Job: Copy every record below exactly as written, but leave out the pictures.

---------- Given information

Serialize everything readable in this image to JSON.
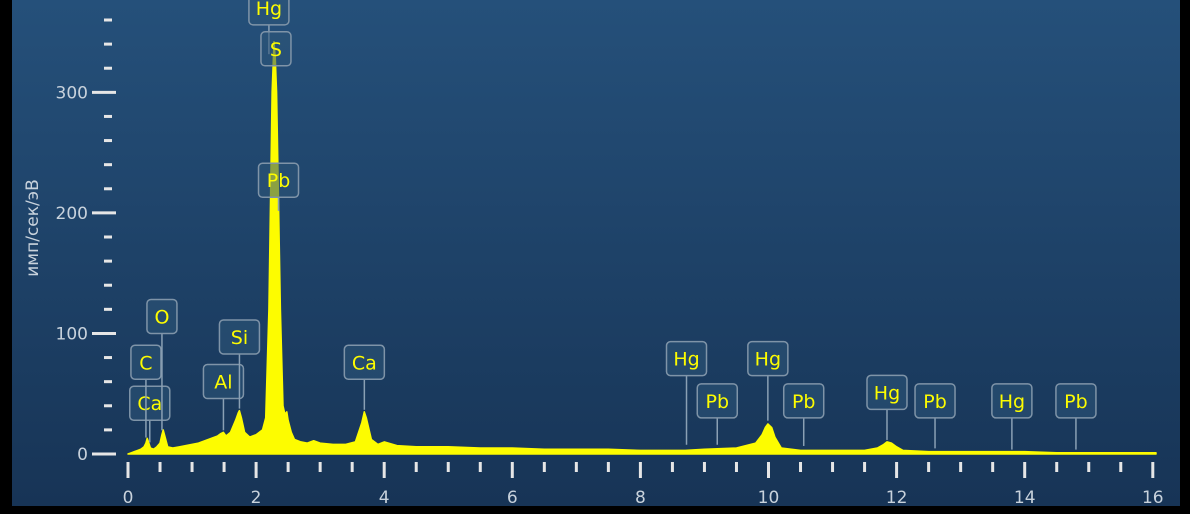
{
  "chart_data": {
    "type": "line",
    "title": "",
    "xlabel": "",
    "ylabel": "имп/сек/эВ",
    "xlim": [
      0,
      16.05
    ],
    "ylim": [
      0,
      360
    ],
    "x_ticks": [
      0,
      2,
      4,
      6,
      8,
      10,
      12,
      14,
      16
    ],
    "y_ticks": [
      0,
      100,
      200,
      300
    ],
    "grid": false,
    "legend": "none",
    "colors": {
      "background_top": "#25507a",
      "background_bottom": "#173456",
      "spectrum": "#fdfc00",
      "label_text": "#fdfc00",
      "axis": "#e6e6e6"
    },
    "series": [
      {
        "x": [
          0,
          0.05,
          0.1,
          0.15,
          0.2,
          0.25,
          0.28,
          0.3,
          0.32,
          0.35,
          0.4,
          0.45,
          0.5,
          0.53,
          0.55,
          0.58,
          0.62,
          0.7,
          0.8,
          0.9,
          1.0,
          1.1,
          1.2,
          1.3,
          1.4,
          1.45,
          1.49,
          1.53,
          1.6,
          1.68,
          1.72,
          1.74,
          1.77,
          1.82,
          1.9,
          2.0,
          2.1,
          2.15,
          2.2,
          2.25,
          2.28,
          2.3,
          2.32,
          2.35,
          2.38,
          2.42,
          2.45,
          2.48,
          2.5,
          2.55,
          2.6,
          2.7,
          2.8,
          2.9,
          3.0,
          3.2,
          3.4,
          3.55,
          3.65,
          3.69,
          3.72,
          3.8,
          3.9,
          4.0,
          4.2,
          4.5,
          5.0,
          5.5,
          6.0,
          6.5,
          7.0,
          7.5,
          8.0,
          8.5,
          8.7,
          9.0,
          9.5,
          9.8,
          9.9,
          9.95,
          9.99,
          10.05,
          10.1,
          10.2,
          10.5,
          11.0,
          11.5,
          11.7,
          11.8,
          11.85,
          11.92,
          12.0,
          12.1,
          12.5,
          13.0,
          13.5,
          14.0,
          14.5,
          15.0,
          15.5,
          16.05
        ],
        "y": [
          0,
          1,
          2,
          3,
          4,
          6,
          9,
          13,
          10,
          5,
          4,
          6,
          9,
          16,
          20,
          14,
          6,
          5,
          6,
          7,
          8,
          9,
          11,
          13,
          15,
          17,
          18,
          15,
          18,
          28,
          34,
          36,
          30,
          18,
          14,
          16,
          20,
          30,
          120,
          300,
          342,
          328,
          300,
          210,
          120,
          40,
          33,
          35,
          28,
          18,
          12,
          10,
          9,
          11,
          9,
          8,
          8,
          10,
          26,
          35,
          30,
          12,
          8,
          10,
          7,
          6,
          6,
          5,
          5,
          4,
          4,
          4,
          3,
          3,
          3,
          4,
          5,
          9,
          16,
          22,
          25,
          22,
          14,
          5,
          3,
          3,
          3,
          5,
          8,
          10,
          9,
          6,
          3,
          2,
          2,
          2,
          2,
          1,
          1,
          1,
          1
        ]
      }
    ],
    "annotations": [
      {
        "text": "Ca",
        "x": 0.34,
        "y": 8,
        "box_y": 28
      },
      {
        "text": "C",
        "x": 0.28,
        "y": 12,
        "box_y": 62
      },
      {
        "text": "O",
        "x": 0.53,
        "y": 18,
        "box_y": 100
      },
      {
        "text": "Al",
        "x": 1.49,
        "y": 18,
        "box_y": 46
      },
      {
        "text": "Si",
        "x": 1.74,
        "y": 36,
        "box_y": 83
      },
      {
        "text": "Hg",
        "x": 2.2,
        "y": 330,
        "box_y": 356
      },
      {
        "text": "S",
        "x": 2.31,
        "y": 330,
        "box_y": 322
      },
      {
        "text": "Pb",
        "x": 2.35,
        "y": 200,
        "box_y": 213
      },
      {
        "text": "Ca",
        "x": 3.69,
        "y": 35,
        "box_y": 62
      },
      {
        "text": "Hg",
        "x": 8.72,
        "y": 6,
        "box_y": 65
      },
      {
        "text": "Pb",
        "x": 9.2,
        "y": 6,
        "box_y": 30
      },
      {
        "text": "Hg",
        "x": 9.99,
        "y": 26,
        "box_y": 65
      },
      {
        "text": "Pb",
        "x": 10.55,
        "y": 5,
        "box_y": 30
      },
      {
        "text": "Hg",
        "x": 11.85,
        "y": 10,
        "box_y": 37
      },
      {
        "text": "Pb",
        "x": 12.6,
        "y": 3,
        "box_y": 30
      },
      {
        "text": "Hg",
        "x": 13.8,
        "y": 2,
        "box_y": 30
      },
      {
        "text": "Pb",
        "x": 14.8,
        "y": 2,
        "box_y": 30
      }
    ]
  }
}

--------------------

Expected answer:
Serialize everything readable in this image to JSON.
{
  "chart_data": {
    "type": "line",
    "title": "",
    "xlabel": "",
    "ylabel": "имп/сек/эВ",
    "xlim": [
      0,
      16.05
    ],
    "ylim": [
      0,
      360
    ],
    "x_ticks": [
      0,
      2,
      4,
      6,
      8,
      10,
      12,
      14,
      16
    ],
    "y_ticks": [
      0,
      100,
      200,
      300
    ],
    "grid": false,
    "legend": "none",
    "colors": {
      "background_top": "#25507a",
      "background_bottom": "#173456",
      "spectrum": "#fdfc00",
      "label_text": "#fdfc00",
      "axis": "#e6e6e6"
    },
    "series": [
      {
        "x": [
          0,
          0.05,
          0.1,
          0.15,
          0.2,
          0.25,
          0.28,
          0.3,
          0.32,
          0.35,
          0.4,
          0.45,
          0.5,
          0.53,
          0.55,
          0.58,
          0.62,
          0.7,
          0.8,
          0.9,
          1.0,
          1.1,
          1.2,
          1.3,
          1.4,
          1.45,
          1.49,
          1.53,
          1.6,
          1.68,
          1.72,
          1.74,
          1.77,
          1.82,
          1.9,
          2.0,
          2.1,
          2.15,
          2.2,
          2.25,
          2.28,
          2.3,
          2.32,
          2.35,
          2.38,
          2.42,
          2.45,
          2.48,
          2.5,
          2.55,
          2.6,
          2.7,
          2.8,
          2.9,
          3.0,
          3.2,
          3.4,
          3.55,
          3.65,
          3.69,
          3.72,
          3.8,
          3.9,
          4.0,
          4.2,
          4.5,
          5.0,
          5.5,
          6.0,
          6.5,
          7.0,
          7.5,
          8.0,
          8.5,
          8.7,
          9.0,
          9.5,
          9.8,
          9.9,
          9.95,
          9.99,
          10.05,
          10.1,
          10.2,
          10.5,
          11.0,
          11.5,
          11.7,
          11.8,
          11.85,
          11.92,
          12.0,
          12.1,
          12.5,
          13.0,
          13.5,
          14.0,
          14.5,
          15.0,
          15.5,
          16.05
        ],
        "y": [
          0,
          1,
          2,
          3,
          4,
          6,
          9,
          13,
          10,
          5,
          4,
          6,
          9,
          16,
          20,
          14,
          6,
          5,
          6,
          7,
          8,
          9,
          11,
          13,
          15,
          17,
          18,
          15,
          18,
          28,
          34,
          36,
          30,
          18,
          14,
          16,
          20,
          30,
          120,
          300,
          342,
          328,
          300,
          210,
          120,
          40,
          33,
          35,
          28,
          18,
          12,
          10,
          9,
          11,
          9,
          8,
          8,
          10,
          26,
          35,
          30,
          12,
          8,
          10,
          7,
          6,
          6,
          5,
          5,
          4,
          4,
          4,
          3,
          3,
          3,
          4,
          5,
          9,
          16,
          22,
          25,
          22,
          14,
          5,
          3,
          3,
          3,
          5,
          8,
          10,
          9,
          6,
          3,
          2,
          2,
          2,
          2,
          1,
          1,
          1,
          1
        ]
      }
    ],
    "annotations": [
      {
        "text": "Ca",
        "x": 0.34,
        "y": 8,
        "box_y": 28
      },
      {
        "text": "C",
        "x": 0.28,
        "y": 12,
        "box_y": 62
      },
      {
        "text": "O",
        "x": 0.53,
        "y": 18,
        "box_y": 100
      },
      {
        "text": "Al",
        "x": 1.49,
        "y": 18,
        "box_y": 46
      },
      {
        "text": "Si",
        "x": 1.74,
        "y": 36,
        "box_y": 83
      },
      {
        "text": "Hg",
        "x": 2.2,
        "y": 330,
        "box_y": 356
      },
      {
        "text": "S",
        "x": 2.31,
        "y": 330,
        "box_y": 322
      },
      {
        "text": "Pb",
        "x": 2.35,
        "y": 200,
        "box_y": 213
      },
      {
        "text": "Ca",
        "x": 3.69,
        "y": 35,
        "box_y": 62
      },
      {
        "text": "Hg",
        "x": 8.72,
        "y": 6,
        "box_y": 65
      },
      {
        "text": "Pb",
        "x": 9.2,
        "y": 6,
        "box_y": 30
      },
      {
        "text": "Hg",
        "x": 9.99,
        "y": 26,
        "box_y": 65
      },
      {
        "text": "Pb",
        "x": 10.55,
        "y": 5,
        "box_y": 30
      },
      {
        "text": "Hg",
        "x": 11.85,
        "y": 10,
        "box_y": 37
      },
      {
        "text": "Pb",
        "x": 12.6,
        "y": 3,
        "box_y": 30
      },
      {
        "text": "Hg",
        "x": 13.8,
        "y": 2,
        "box_y": 30
      },
      {
        "text": "Pb",
        "x": 14.8,
        "y": 2,
        "box_y": 30
      }
    ]
  }
}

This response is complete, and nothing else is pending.